Problem statement: Among the entries, which lines carry the string "screenshot"? Copy each of them.

Data shown:
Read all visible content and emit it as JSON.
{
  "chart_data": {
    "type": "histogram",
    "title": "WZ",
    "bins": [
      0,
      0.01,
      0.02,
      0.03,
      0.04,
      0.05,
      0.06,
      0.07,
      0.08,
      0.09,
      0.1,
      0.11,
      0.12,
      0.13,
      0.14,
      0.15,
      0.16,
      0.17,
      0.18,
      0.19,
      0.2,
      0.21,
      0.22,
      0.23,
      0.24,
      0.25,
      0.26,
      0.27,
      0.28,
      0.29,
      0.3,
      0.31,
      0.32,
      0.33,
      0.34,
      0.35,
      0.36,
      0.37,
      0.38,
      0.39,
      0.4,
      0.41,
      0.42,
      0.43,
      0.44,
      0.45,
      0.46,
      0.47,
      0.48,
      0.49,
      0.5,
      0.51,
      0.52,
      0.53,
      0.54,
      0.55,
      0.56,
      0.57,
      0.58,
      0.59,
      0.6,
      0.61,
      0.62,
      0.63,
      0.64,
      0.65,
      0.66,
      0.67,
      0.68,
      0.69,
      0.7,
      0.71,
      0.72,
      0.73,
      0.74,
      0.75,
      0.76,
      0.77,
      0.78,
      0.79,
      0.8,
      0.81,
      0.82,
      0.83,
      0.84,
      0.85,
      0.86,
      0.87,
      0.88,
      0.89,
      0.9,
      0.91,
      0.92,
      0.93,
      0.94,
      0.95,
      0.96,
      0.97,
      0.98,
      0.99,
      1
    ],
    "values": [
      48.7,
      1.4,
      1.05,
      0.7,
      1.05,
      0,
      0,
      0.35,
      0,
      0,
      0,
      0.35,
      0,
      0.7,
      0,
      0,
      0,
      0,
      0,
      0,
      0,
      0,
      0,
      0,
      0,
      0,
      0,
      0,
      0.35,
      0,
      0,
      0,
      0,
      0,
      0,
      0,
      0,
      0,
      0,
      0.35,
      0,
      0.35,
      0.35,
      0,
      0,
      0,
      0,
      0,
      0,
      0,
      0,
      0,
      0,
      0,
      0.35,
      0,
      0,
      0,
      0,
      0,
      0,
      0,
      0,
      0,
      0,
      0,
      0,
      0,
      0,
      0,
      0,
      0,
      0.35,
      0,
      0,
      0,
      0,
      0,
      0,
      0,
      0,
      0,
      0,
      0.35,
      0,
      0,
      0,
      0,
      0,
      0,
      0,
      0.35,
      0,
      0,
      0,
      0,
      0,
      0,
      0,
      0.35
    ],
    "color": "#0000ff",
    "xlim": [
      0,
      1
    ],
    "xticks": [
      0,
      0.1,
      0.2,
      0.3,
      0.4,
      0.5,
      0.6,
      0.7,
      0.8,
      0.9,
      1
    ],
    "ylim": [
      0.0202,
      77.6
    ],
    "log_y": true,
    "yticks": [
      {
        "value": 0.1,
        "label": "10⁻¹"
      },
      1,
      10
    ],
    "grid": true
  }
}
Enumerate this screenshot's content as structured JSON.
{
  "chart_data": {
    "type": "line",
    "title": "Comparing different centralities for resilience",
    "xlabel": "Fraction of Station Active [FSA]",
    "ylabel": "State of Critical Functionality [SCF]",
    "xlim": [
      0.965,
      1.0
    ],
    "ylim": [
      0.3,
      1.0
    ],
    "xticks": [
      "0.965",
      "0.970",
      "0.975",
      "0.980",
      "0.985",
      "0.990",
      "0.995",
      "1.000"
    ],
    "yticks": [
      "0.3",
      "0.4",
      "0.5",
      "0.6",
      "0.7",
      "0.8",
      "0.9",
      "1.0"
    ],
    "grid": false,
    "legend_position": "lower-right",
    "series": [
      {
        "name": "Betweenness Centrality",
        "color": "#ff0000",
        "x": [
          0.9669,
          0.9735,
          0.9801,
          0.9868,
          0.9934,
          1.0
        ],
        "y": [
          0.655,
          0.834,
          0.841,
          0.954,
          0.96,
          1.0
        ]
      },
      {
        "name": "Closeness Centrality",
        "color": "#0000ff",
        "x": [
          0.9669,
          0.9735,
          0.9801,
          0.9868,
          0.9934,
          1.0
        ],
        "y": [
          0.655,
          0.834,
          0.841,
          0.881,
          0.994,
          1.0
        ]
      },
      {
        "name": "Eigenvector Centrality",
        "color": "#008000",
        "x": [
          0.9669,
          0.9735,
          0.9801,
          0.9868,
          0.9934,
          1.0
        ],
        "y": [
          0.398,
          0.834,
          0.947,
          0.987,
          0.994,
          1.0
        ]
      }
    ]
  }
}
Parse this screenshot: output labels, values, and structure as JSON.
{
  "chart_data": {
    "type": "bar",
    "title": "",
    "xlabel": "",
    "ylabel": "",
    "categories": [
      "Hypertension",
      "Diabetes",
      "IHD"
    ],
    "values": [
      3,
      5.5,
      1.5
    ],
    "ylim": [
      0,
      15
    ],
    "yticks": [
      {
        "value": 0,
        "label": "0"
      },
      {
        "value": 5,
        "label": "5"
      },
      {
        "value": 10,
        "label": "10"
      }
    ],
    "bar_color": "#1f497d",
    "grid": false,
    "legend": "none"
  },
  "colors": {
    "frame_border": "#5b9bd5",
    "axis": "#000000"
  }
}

Expected output:
Enumerate this screenshot's content as structured JSON.
Parse this screenshot: output labels, values, and structure as JSON.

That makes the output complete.